▶ **Set problem**: In the data below, locate each line with the word "премия" and list it.

▶ **Records shown**:
++++++++

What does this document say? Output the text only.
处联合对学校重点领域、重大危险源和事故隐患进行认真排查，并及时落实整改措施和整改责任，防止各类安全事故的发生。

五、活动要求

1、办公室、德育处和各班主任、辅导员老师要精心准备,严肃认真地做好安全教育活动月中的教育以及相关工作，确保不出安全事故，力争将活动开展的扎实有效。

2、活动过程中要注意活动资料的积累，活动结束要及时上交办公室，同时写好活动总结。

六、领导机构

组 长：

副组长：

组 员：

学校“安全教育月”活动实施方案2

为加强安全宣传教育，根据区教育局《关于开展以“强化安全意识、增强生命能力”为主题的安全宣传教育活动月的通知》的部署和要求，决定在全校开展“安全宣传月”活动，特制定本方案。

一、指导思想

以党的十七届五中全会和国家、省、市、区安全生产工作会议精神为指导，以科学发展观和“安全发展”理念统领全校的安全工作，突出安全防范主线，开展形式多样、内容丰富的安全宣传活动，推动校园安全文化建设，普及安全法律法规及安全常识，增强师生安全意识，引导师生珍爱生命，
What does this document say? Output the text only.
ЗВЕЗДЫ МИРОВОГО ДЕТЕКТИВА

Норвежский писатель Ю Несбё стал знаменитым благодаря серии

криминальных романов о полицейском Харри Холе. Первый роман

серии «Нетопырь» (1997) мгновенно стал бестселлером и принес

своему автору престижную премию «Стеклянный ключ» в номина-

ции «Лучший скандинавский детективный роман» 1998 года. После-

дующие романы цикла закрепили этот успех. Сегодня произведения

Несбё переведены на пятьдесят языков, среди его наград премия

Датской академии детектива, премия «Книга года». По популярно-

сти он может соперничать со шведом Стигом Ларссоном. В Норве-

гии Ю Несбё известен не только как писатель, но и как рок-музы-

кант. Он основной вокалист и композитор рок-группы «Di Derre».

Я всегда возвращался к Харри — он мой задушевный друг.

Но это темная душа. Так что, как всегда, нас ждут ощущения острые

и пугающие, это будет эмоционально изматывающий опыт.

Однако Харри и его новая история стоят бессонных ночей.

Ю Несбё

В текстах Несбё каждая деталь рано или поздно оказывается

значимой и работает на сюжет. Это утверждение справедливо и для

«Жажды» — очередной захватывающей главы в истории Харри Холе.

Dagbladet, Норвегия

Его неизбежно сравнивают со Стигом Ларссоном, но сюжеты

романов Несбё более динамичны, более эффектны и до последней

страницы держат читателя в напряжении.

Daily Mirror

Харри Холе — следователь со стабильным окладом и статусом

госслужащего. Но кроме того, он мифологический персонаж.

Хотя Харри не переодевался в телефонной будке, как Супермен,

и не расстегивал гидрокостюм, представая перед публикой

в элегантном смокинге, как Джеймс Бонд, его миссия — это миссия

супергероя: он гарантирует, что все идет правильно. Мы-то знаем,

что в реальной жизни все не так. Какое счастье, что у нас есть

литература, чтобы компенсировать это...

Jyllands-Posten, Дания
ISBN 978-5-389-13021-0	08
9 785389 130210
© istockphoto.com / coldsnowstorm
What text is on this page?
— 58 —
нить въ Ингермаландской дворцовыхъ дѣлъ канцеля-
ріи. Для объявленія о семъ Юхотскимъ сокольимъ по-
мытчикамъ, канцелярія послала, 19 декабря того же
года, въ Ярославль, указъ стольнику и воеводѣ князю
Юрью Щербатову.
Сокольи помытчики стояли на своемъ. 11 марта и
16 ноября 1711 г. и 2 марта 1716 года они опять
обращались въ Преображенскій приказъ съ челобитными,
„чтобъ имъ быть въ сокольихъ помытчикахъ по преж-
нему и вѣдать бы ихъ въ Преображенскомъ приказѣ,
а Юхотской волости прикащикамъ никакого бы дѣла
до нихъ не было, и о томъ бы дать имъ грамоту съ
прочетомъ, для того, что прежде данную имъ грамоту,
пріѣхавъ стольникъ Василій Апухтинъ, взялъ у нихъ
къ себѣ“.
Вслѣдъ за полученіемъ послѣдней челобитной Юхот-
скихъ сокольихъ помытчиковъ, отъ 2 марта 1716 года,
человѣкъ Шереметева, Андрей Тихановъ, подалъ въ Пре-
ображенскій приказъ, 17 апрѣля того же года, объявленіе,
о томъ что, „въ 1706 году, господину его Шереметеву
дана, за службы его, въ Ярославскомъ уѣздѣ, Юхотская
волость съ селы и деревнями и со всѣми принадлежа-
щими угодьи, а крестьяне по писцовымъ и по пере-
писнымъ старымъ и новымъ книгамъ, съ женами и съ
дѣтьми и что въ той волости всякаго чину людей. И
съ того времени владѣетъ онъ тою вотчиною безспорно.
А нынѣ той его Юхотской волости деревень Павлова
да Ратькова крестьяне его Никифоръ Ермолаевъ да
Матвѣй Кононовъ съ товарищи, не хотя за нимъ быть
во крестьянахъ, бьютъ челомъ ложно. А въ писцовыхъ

++++++++

▶ **Task solution**:
Несбё переведены на пятьдесят языков, среди его наград премия
Датской академии детектива, премия «Книга года». По популярно-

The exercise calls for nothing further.